(Task instructions): How many lines of these entries hold the string "title"? Answer with the number alone.

(Extracted records):
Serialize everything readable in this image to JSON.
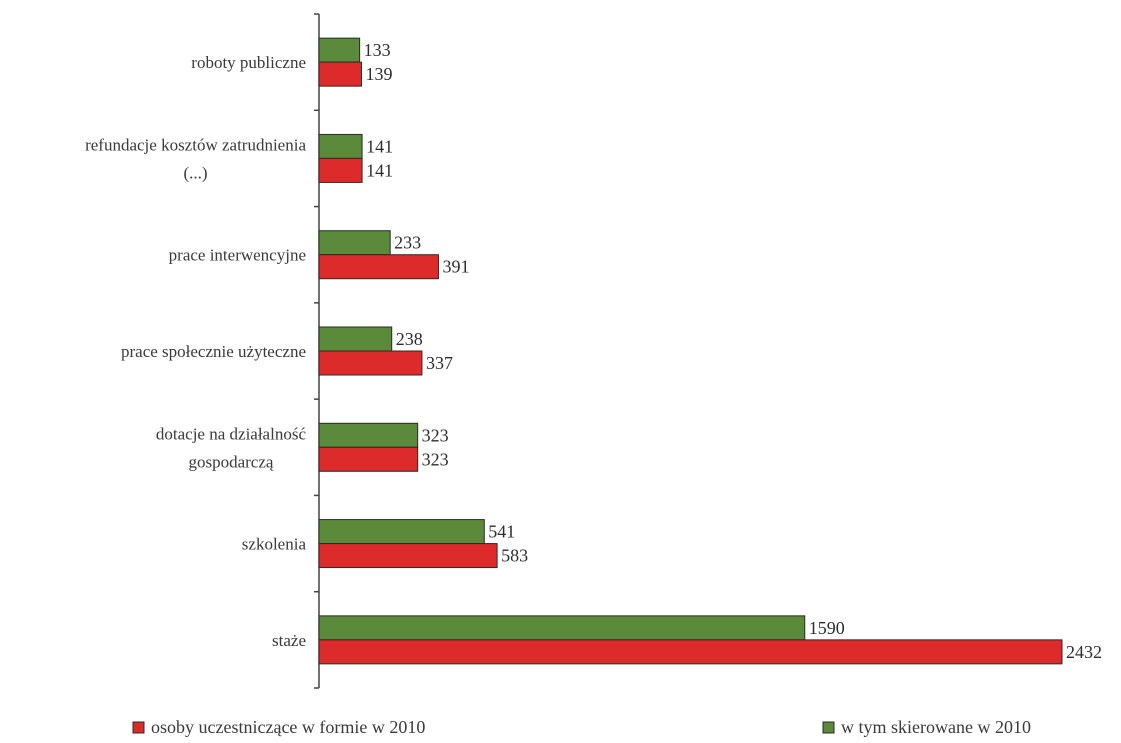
{
  "chart_data": {
    "type": "bar",
    "orientation": "horizontal",
    "categories": [
      [
        "roboty publiczne"
      ],
      [
        "refundacje kosztów zatrudnienia",
        "(...)"
      ],
      [
        "prace interwencyjne"
      ],
      [
        "prace społecznie użyteczne"
      ],
      [
        "dotacje na działalność",
        "gospodarczą"
      ],
      [
        "szkolenia"
      ],
      [
        "staże"
      ]
    ],
    "series": [
      {
        "name": "w tym skierowane w 2010",
        "color": "#5a8a3a",
        "values": [
          133,
          141,
          233,
          238,
          323,
          541,
          1590
        ]
      },
      {
        "name": "osoby uczestniczące w formie w 2010",
        "color": "#dd2a2a",
        "values": [
          139,
          141,
          391,
          337,
          323,
          583,
          2432
        ]
      }
    ],
    "legend_order": [
      1,
      0
    ],
    "legend_position": "bottom",
    "grid": false,
    "x_axis_visible": false,
    "title": "",
    "xlabel": "",
    "ylabel": ""
  }
}
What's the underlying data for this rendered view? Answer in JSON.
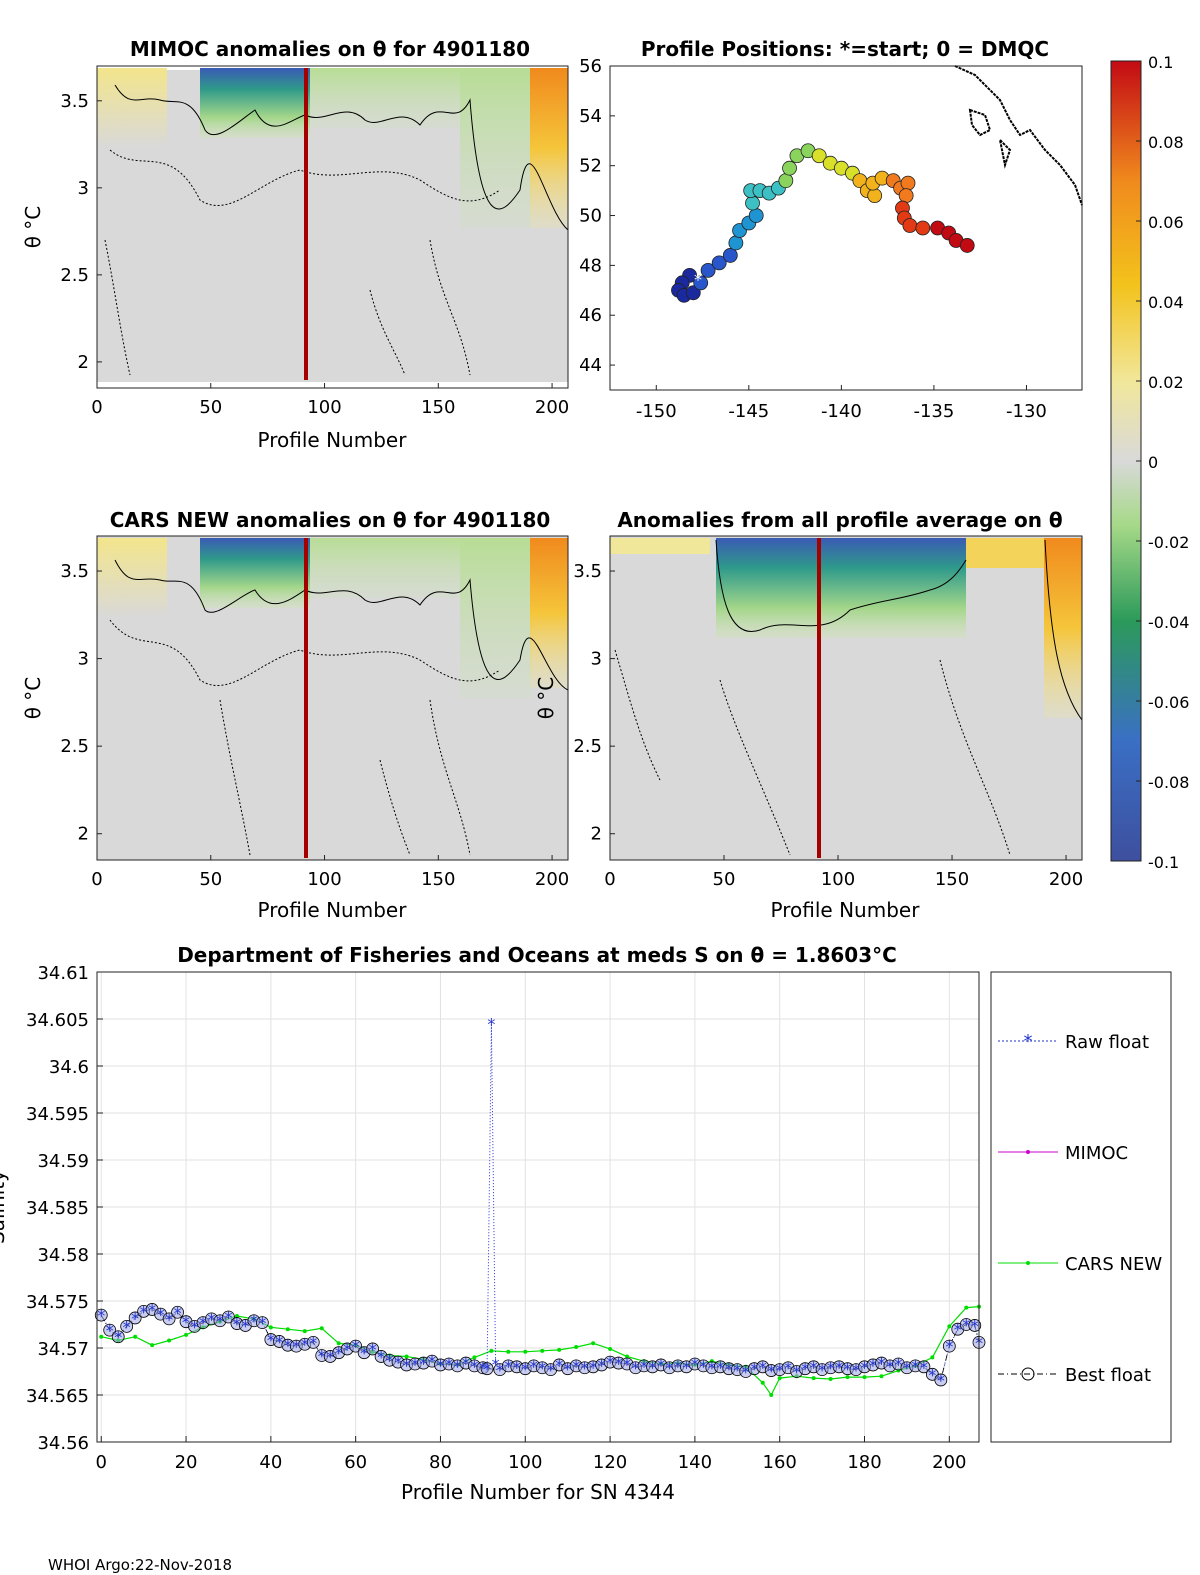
{
  "footer": "WHOI Argo:22-Nov-2018",
  "panels": {
    "mimoc": {
      "title": "MIMOC anomalies on θ  for 4901180",
      "xlabel": "Profile Number",
      "ylabel": "θ °C",
      "xlim": [
        0,
        207
      ],
      "ylim": [
        1.85,
        3.7
      ],
      "xticks": [
        "0",
        "50",
        "100",
        "150",
        "200"
      ],
      "yticks": [
        "2",
        "2.5",
        "3",
        "3.5"
      ]
    },
    "positions": {
      "title": "Profile Positions: *=start; 0 = DMQC",
      "xlim": [
        -152.5,
        -127
      ],
      "ylim": [
        43,
        56
      ],
      "xticks": [
        "-150",
        "-145",
        "-140",
        "-135",
        "-130"
      ],
      "yticks": [
        "44",
        "46",
        "48",
        "50",
        "52",
        "54",
        "56"
      ],
      "track": [
        [
          -148.2,
          47.6
        ],
        [
          -148.6,
          47.3
        ],
        [
          -148.8,
          47.0
        ],
        [
          -148.5,
          46.8
        ],
        [
          -148.0,
          46.9
        ],
        [
          -147.6,
          47.3
        ],
        [
          -147.2,
          47.8
        ],
        [
          -146.6,
          48.1
        ],
        [
          -146.0,
          48.4
        ],
        [
          -145.7,
          48.9
        ],
        [
          -145.5,
          49.4
        ],
        [
          -145.0,
          49.7
        ],
        [
          -144.6,
          50.0
        ],
        [
          -144.8,
          50.5
        ],
        [
          -144.9,
          51.0
        ],
        [
          -144.4,
          51.0
        ],
        [
          -143.9,
          50.9
        ],
        [
          -143.4,
          51.1
        ],
        [
          -143.0,
          51.4
        ],
        [
          -142.8,
          51.9
        ],
        [
          -142.4,
          52.4
        ],
        [
          -141.8,
          52.6
        ],
        [
          -141.2,
          52.4
        ],
        [
          -140.6,
          52.1
        ],
        [
          -140.0,
          51.9
        ],
        [
          -139.4,
          51.7
        ],
        [
          -139.0,
          51.4
        ],
        [
          -138.6,
          51.0
        ],
        [
          -138.2,
          50.8
        ],
        [
          -138.3,
          51.3
        ],
        [
          -137.8,
          51.5
        ],
        [
          -137.2,
          51.4
        ],
        [
          -136.8,
          51.1
        ],
        [
          -136.4,
          51.3
        ],
        [
          -136.5,
          50.8
        ],
        [
          -136.7,
          50.3
        ],
        [
          -136.6,
          49.9
        ],
        [
          -136.3,
          49.6
        ],
        [
          -135.6,
          49.5
        ],
        [
          -134.8,
          49.5
        ],
        [
          -134.2,
          49.3
        ],
        [
          -133.8,
          49.0
        ],
        [
          -133.2,
          48.8
        ]
      ]
    },
    "cars": {
      "title": "CARS NEW anomalies on θ for 4901180",
      "xlabel": "Profile Number",
      "ylabel": "θ °C",
      "xlim": [
        0,
        207
      ],
      "ylim": [
        1.85,
        3.7
      ],
      "xticks": [
        "0",
        "50",
        "100",
        "150",
        "200"
      ],
      "yticks": [
        "2",
        "2.5",
        "3",
        "3.5"
      ]
    },
    "avg": {
      "title": "Anomalies from all profile average on θ",
      "xlabel": "Profile Number",
      "ylabel": "θ °C",
      "xlim": [
        0,
        207
      ],
      "ylim": [
        1.85,
        3.7
      ],
      "xticks": [
        "0",
        "50",
        "100",
        "150",
        "200"
      ],
      "yticks": [
        "2",
        "2.5",
        "3",
        "3.5"
      ]
    }
  },
  "colorbar": {
    "min": -0.1,
    "max": 0.1,
    "ticks": [
      "0.1",
      "0.08",
      "0.06",
      "0.04",
      "0.02",
      "0",
      "-0.02",
      "-0.04",
      "-0.06",
      "-0.08",
      "-0.1"
    ]
  },
  "chart_data": {
    "type": "line",
    "title": "Department of Fisheries and Oceans at meds S on θ = 1.8603°C",
    "xlabel": "Profile Number for SN 4344",
    "ylabel": "Salinity",
    "xlim": [
      -1,
      207
    ],
    "ylim": [
      34.56,
      34.61
    ],
    "xticks": [
      "0",
      "20",
      "40",
      "60",
      "80",
      "100",
      "120",
      "140",
      "160",
      "180",
      "200"
    ],
    "yticks": [
      "34.56",
      "34.565",
      "34.57",
      "34.575",
      "34.58",
      "34.585",
      "34.59",
      "34.595",
      "34.6",
      "34.605",
      "34.61"
    ],
    "legend": [
      "Raw float",
      "MIMOC",
      "CARS NEW",
      "Best float"
    ],
    "series": [
      {
        "name": "Raw float",
        "x": [
          0,
          2,
          4,
          6,
          8,
          10,
          12,
          14,
          16,
          18,
          20,
          22,
          24,
          26,
          28,
          30,
          32,
          34,
          36,
          38,
          40,
          42,
          44,
          46,
          48,
          50,
          52,
          54,
          56,
          58,
          60,
          62,
          64,
          66,
          68,
          70,
          72,
          74,
          76,
          78,
          80,
          82,
          84,
          86,
          88,
          90,
          91,
          92,
          93,
          94,
          96,
          98,
          100,
          102,
          104,
          106,
          108,
          110,
          112,
          114,
          116,
          118,
          120,
          122,
          124,
          126,
          128,
          130,
          132,
          134,
          136,
          138,
          140,
          142,
          144,
          146,
          148,
          150,
          152,
          154,
          156,
          158,
          160,
          162,
          164,
          166,
          168,
          170,
          172,
          174,
          176,
          178,
          180,
          182,
          184,
          186,
          188,
          190,
          192,
          194,
          196,
          198,
          200,
          202,
          204,
          206,
          207
        ],
        "values": [
          34.5735,
          34.5719,
          34.5712,
          34.5723,
          34.5732,
          34.5739,
          34.5741,
          34.5736,
          34.5731,
          34.5738,
          34.5728,
          34.5723,
          34.5727,
          34.5731,
          34.5729,
          34.5733,
          34.5726,
          34.5724,
          34.5729,
          34.5727,
          34.5709,
          34.5707,
          34.5703,
          34.5702,
          34.5704,
          34.5706,
          34.5692,
          34.5691,
          34.5695,
          34.5699,
          34.5702,
          34.5695,
          34.5699,
          34.5691,
          34.5687,
          34.5685,
          34.5682,
          34.5683,
          34.5684,
          34.5686,
          34.5682,
          34.5683,
          34.5681,
          34.5684,
          34.5681,
          34.5679,
          34.5678,
          34.6045,
          34.5683,
          34.5677,
          34.5681,
          34.568,
          34.5678,
          34.5681,
          34.5679,
          34.5677,
          34.5682,
          34.5678,
          34.5681,
          34.5679,
          34.568,
          34.5682,
          34.5685,
          34.5684,
          34.5683,
          34.5679,
          34.5681,
          34.568,
          34.5682,
          34.5679,
          34.5681,
          34.568,
          34.5683,
          34.5681,
          34.5679,
          34.568,
          34.5678,
          34.5677,
          34.5675,
          34.5678,
          34.568,
          34.5676,
          34.5677,
          34.5679,
          34.5675,
          34.5678,
          34.568,
          34.5677,
          34.5679,
          34.568,
          34.5678,
          34.5677,
          34.568,
          34.5682,
          34.5684,
          34.5681,
          34.5683,
          34.5679,
          34.5681,
          34.568,
          34.5672,
          34.5666,
          34.5702,
          34.572,
          34.5725,
          34.5724,
          34.5706
        ]
      },
      {
        "name": "MIMOC",
        "x": [],
        "values": []
      },
      {
        "name": "CARS NEW",
        "x": [
          0,
          4,
          8,
          12,
          16,
          20,
          24,
          28,
          32,
          36,
          40,
          44,
          48,
          52,
          56,
          60,
          64,
          68,
          72,
          76,
          80,
          84,
          88,
          92,
          96,
          100,
          104,
          108,
          112,
          116,
          120,
          124,
          128,
          132,
          136,
          140,
          144,
          148,
          152,
          156,
          158,
          160,
          164,
          168,
          172,
          176,
          180,
          184,
          188,
          192,
          196,
          200,
          204,
          207
        ],
        "values": [
          34.5712,
          34.5708,
          34.5712,
          34.5703,
          34.5708,
          34.5714,
          34.5722,
          34.5728,
          34.5734,
          34.5731,
          34.5722,
          34.572,
          34.5718,
          34.5721,
          34.5705,
          34.5703,
          34.5696,
          34.5692,
          34.5691,
          34.5688,
          34.5683,
          34.5682,
          34.569,
          34.5697,
          34.5696,
          34.5696,
          34.5697,
          34.5698,
          34.5701,
          34.5705,
          34.5699,
          34.5691,
          34.5686,
          34.5683,
          34.5684,
          34.5682,
          34.5686,
          34.5682,
          34.568,
          34.5663,
          34.565,
          34.5668,
          34.567,
          34.5668,
          34.5667,
          34.5669,
          34.5669,
          34.567,
          34.5676,
          34.5681,
          34.569,
          34.5723,
          34.5743,
          34.5744
        ]
      },
      {
        "name": "Best float",
        "x": [
          0,
          2,
          4,
          6,
          8,
          10,
          12,
          14,
          16,
          18,
          20,
          22,
          24,
          26,
          28,
          30,
          32,
          34,
          36,
          38,
          40,
          42,
          44,
          46,
          48,
          50,
          52,
          54,
          56,
          58,
          60,
          62,
          64,
          66,
          68,
          70,
          72,
          74,
          76,
          78,
          80,
          82,
          84,
          86,
          88,
          90,
          91,
          94,
          96,
          98,
          100,
          102,
          104,
          106,
          108,
          110,
          112,
          114,
          116,
          118,
          120,
          122,
          124,
          126,
          128,
          130,
          132,
          134,
          136,
          138,
          140,
          142,
          144,
          146,
          148,
          150,
          152,
          154,
          156,
          158,
          160,
          162,
          164,
          166,
          168,
          170,
          172,
          174,
          176,
          178,
          180,
          182,
          184,
          186,
          188,
          190,
          192,
          194,
          196,
          198,
          200,
          202,
          204,
          206,
          207
        ],
        "values": [
          34.5735,
          34.5719,
          34.5712,
          34.5723,
          34.5732,
          34.5739,
          34.5741,
          34.5736,
          34.5731,
          34.5738,
          34.5728,
          34.5723,
          34.5727,
          34.5731,
          34.5729,
          34.5733,
          34.5726,
          34.5724,
          34.5729,
          34.5727,
          34.5709,
          34.5707,
          34.5703,
          34.5702,
          34.5704,
          34.5706,
          34.5692,
          34.5691,
          34.5695,
          34.5699,
          34.5702,
          34.5695,
          34.5699,
          34.5691,
          34.5687,
          34.5685,
          34.5682,
          34.5683,
          34.5684,
          34.5686,
          34.5682,
          34.5683,
          34.5681,
          34.5684,
          34.5681,
          34.5679,
          34.5678,
          34.5677,
          34.5681,
          34.568,
          34.5678,
          34.5681,
          34.5679,
          34.5677,
          34.5682,
          34.5678,
          34.5681,
          34.5679,
          34.568,
          34.5682,
          34.5685,
          34.5684,
          34.5683,
          34.5679,
          34.5681,
          34.568,
          34.5682,
          34.5679,
          34.5681,
          34.568,
          34.5683,
          34.5681,
          34.5679,
          34.568,
          34.5678,
          34.5677,
          34.5675,
          34.5678,
          34.568,
          34.5676,
          34.5677,
          34.5679,
          34.5675,
          34.5678,
          34.568,
          34.5677,
          34.5679,
          34.568,
          34.5678,
          34.5677,
          34.568,
          34.5682,
          34.5684,
          34.5681,
          34.5683,
          34.5679,
          34.5681,
          34.568,
          34.5672,
          34.5666,
          34.5702,
          34.572,
          34.5725,
          34.5724,
          34.5706
        ]
      }
    ]
  }
}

(Answer to the task): 6